Data in this exercise:
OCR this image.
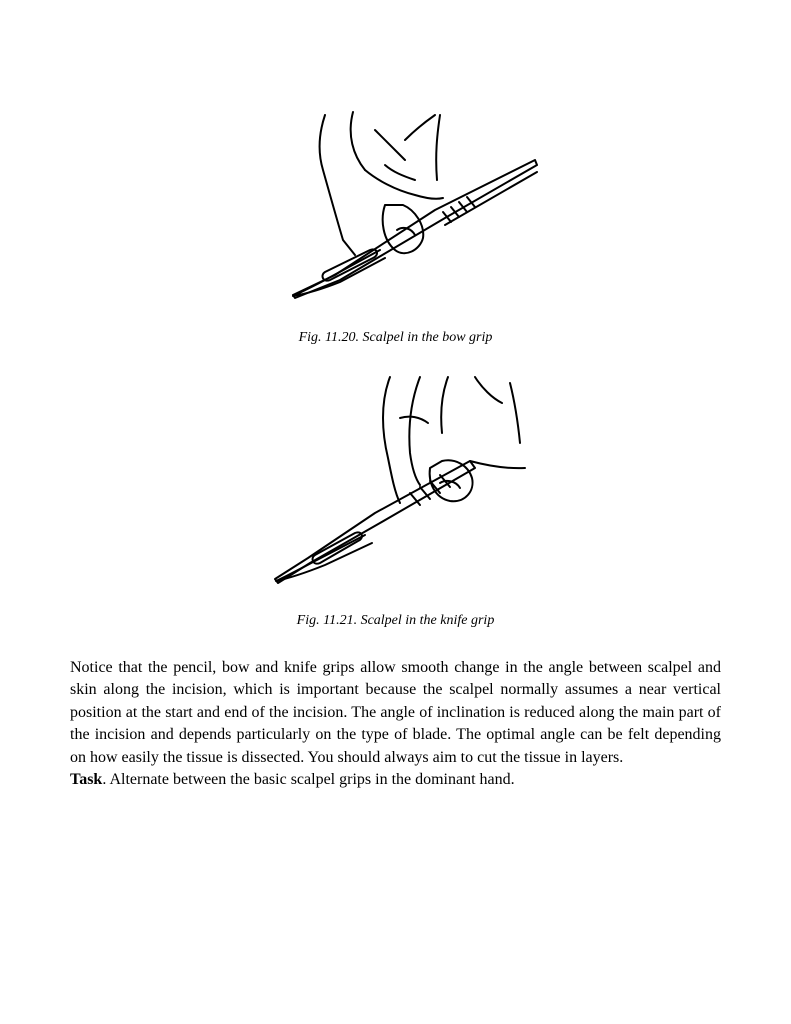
Fig. 11.20. Scalpel in the bow grip
Fig. 11.21. Scalpel in the knife grip

Notice that the pencil, bow and knife grips allow smooth change in the angle between scalpel and skin along the incision, which is important because the scalpel normally assumes a near vertical position at the start and end of the incision. The angle of inclination is reduced along the main part of the incision and depends particularly on the type of blade. The optimal angle can be felt depending on how easily the tissue is dissected. You should always aim to cut the tissue in layers.

Task. Alternate between the basic scalpel grips in the dominant hand.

What to work on: Without the pictures, return the entries exactly as they appear.

Problem solution:
OCR this image.
Fig. 11.20. Scalpel in the bow grip
Fig. 11.21. Scalpel in the knife grip

Notice that the pencil, bow and knife grips allow smooth change in the angle between scalpel and skin along the incision, which is important because the scalpel normally assumes a near vertical position at the start and end of the incision. The angle of inclination is reduced along the main part of the incision and depends particularly on the type of blade. The optimal angle can be felt depending on how easily the tissue is dissected. You should always aim to cut the tissue in layers.

Task. Alternate between the basic scalpel grips in the dominant hand.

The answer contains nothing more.